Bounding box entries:
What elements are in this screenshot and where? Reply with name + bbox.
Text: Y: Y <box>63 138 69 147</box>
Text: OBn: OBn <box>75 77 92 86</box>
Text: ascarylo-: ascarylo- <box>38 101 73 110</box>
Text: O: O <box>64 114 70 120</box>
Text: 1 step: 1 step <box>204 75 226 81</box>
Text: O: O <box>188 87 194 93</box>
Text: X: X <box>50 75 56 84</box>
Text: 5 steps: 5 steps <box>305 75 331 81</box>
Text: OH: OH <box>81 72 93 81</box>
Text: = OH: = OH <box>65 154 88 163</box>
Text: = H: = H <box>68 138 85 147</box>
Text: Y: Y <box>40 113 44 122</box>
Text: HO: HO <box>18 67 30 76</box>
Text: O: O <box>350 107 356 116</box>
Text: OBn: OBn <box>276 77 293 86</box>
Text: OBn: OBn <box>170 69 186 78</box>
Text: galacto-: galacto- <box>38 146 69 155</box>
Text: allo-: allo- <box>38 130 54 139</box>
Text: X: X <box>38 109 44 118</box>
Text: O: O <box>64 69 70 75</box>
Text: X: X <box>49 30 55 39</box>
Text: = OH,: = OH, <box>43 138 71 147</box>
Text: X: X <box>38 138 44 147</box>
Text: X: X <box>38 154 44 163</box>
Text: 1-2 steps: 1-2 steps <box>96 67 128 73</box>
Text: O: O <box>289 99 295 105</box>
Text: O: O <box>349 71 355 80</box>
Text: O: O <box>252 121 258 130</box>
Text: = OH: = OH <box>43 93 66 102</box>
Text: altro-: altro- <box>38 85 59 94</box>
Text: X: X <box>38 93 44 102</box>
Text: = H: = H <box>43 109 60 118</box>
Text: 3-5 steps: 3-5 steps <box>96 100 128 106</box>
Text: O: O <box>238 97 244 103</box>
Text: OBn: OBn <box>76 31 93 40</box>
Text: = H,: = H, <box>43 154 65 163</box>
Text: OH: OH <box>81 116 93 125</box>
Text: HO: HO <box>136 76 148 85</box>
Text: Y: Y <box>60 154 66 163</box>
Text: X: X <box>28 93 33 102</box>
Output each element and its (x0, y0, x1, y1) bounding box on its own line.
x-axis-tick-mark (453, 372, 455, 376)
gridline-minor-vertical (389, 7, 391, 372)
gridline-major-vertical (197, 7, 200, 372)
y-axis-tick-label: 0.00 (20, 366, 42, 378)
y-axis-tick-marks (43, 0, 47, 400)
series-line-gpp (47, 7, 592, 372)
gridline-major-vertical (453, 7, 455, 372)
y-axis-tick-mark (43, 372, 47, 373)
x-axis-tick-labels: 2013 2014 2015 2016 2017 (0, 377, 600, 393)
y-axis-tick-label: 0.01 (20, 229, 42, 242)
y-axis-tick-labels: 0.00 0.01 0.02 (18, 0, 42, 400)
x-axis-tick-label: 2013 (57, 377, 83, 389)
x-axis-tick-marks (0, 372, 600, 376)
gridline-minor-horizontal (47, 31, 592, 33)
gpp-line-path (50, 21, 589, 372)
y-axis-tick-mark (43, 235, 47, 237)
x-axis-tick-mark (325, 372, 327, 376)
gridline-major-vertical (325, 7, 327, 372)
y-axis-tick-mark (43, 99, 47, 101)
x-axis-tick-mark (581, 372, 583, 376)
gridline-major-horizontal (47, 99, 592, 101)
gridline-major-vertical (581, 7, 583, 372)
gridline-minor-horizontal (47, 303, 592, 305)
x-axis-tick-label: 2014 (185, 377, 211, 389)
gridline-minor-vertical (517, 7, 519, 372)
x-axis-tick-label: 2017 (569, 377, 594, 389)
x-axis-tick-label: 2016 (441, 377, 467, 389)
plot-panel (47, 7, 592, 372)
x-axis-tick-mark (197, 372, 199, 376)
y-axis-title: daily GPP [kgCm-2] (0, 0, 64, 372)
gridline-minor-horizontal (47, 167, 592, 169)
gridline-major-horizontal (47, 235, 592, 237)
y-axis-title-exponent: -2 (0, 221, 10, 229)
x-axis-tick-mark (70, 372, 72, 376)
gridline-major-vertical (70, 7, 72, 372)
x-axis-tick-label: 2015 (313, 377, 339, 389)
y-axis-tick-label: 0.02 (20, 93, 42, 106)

Short problem: Reproduce every line of the items above without changing a character.

Result for this task:
What elements are in this screenshot and where? Reply with name + bbox.
Text: Y: Y <box>63 138 69 147</box>
Text: OBn: OBn <box>75 77 92 86</box>
Text: ascarylo-: ascarylo- <box>38 101 73 110</box>
Text: O: O <box>64 114 70 120</box>
Text: 1 step: 1 step <box>204 75 226 81</box>
Text: O: O <box>188 87 194 93</box>
Text: X: X <box>50 75 56 84</box>
Text: 5 steps: 5 steps <box>305 75 331 81</box>
Text: OH: OH <box>81 72 93 81</box>
Text: = OH: = OH <box>65 154 88 163</box>
Text: = H: = H <box>68 138 85 147</box>
Text: Y: Y <box>40 113 44 122</box>
Text: HO: HO <box>18 67 30 76</box>
Text: O: O <box>350 107 356 116</box>
Text: OBn: OBn <box>276 77 293 86</box>
Text: OBn: OBn <box>170 69 186 78</box>
Text: galacto-: galacto- <box>38 146 69 155</box>
Text: allo-: allo- <box>38 130 54 139</box>
Text: X: X <box>38 109 44 118</box>
Text: O: O <box>64 69 70 75</box>
Text: X: X <box>49 30 55 39</box>
Text: = OH,: = OH, <box>43 138 71 147</box>
Text: X: X <box>38 138 44 147</box>
Text: X: X <box>38 154 44 163</box>
Text: 1-2 steps: 1-2 steps <box>96 67 128 73</box>
Text: O: O <box>289 99 295 105</box>
Text: O: O <box>349 71 355 80</box>
Text: O: O <box>252 121 258 130</box>
Text: = OH: = OH <box>43 93 66 102</box>
Text: altro-: altro- <box>38 85 59 94</box>
Text: X: X <box>38 93 44 102</box>
Text: = H: = H <box>43 109 60 118</box>
Text: 3-5 steps: 3-5 steps <box>96 100 128 106</box>
Text: O: O <box>238 97 244 103</box>
Text: OBn: OBn <box>76 31 93 40</box>
Text: = H,: = H, <box>43 154 65 163</box>
Text: OH: OH <box>81 116 93 125</box>
Text: HO: HO <box>136 76 148 85</box>
Text: Y: Y <box>60 154 66 163</box>
Text: X: X <box>28 93 33 102</box>
Output each element and its (x0, y0, x1, y1) bounding box on its own line.
x-axis-tick-mark (453, 372, 455, 376)
gridline-minor-vertical (389, 7, 391, 372)
gridline-major-vertical (197, 7, 200, 372)
y-axis-tick-label: 0.00 (20, 366, 42, 378)
y-axis-tick-marks (43, 0, 47, 400)
series-line-gpp (47, 7, 592, 372)
gridline-major-vertical (453, 7, 455, 372)
y-axis-tick-mark (43, 372, 47, 373)
x-axis-tick-labels: 2013 2014 2015 2016 2017 (0, 377, 600, 393)
y-axis-tick-label: 0.01 (20, 229, 42, 242)
y-axis-tick-labels: 0.00 0.01 0.02 (18, 0, 42, 400)
x-axis-tick-label: 2013 (57, 377, 83, 389)
x-axis-tick-marks (0, 372, 600, 376)
gridline-minor-horizontal (47, 31, 592, 33)
gpp-line-path (50, 21, 589, 372)
y-axis-tick-mark (43, 235, 47, 237)
x-axis-tick-mark (325, 372, 327, 376)
gridline-major-vertical (325, 7, 327, 372)
y-axis-tick-mark (43, 99, 47, 101)
x-axis-tick-mark (581, 372, 583, 376)
gridline-major-horizontal (47, 99, 592, 101)
gridline-major-vertical (581, 7, 583, 372)
gridline-minor-horizontal (47, 303, 592, 305)
x-axis-tick-label: 2014 (185, 377, 211, 389)
gridline-minor-vertical (517, 7, 519, 372)
x-axis-tick-label: 2017 (569, 377, 594, 389)
x-axis-tick-label: 2016 (441, 377, 467, 389)
plot-panel (47, 7, 592, 372)
x-axis-tick-mark (197, 372, 199, 376)
y-axis-title: daily GPP [kgCm-2] (0, 0, 64, 372)
gridline-minor-horizontal (47, 167, 592, 169)
gridline-major-horizontal (47, 235, 592, 237)
y-axis-title-exponent: -2 (0, 221, 10, 229)
x-axis-tick-mark (70, 372, 72, 376)
gridline-major-vertical (70, 7, 72, 372)
x-axis-tick-label: 2015 (313, 377, 339, 389)
y-axis-tick-label: 0.02 (20, 93, 42, 106)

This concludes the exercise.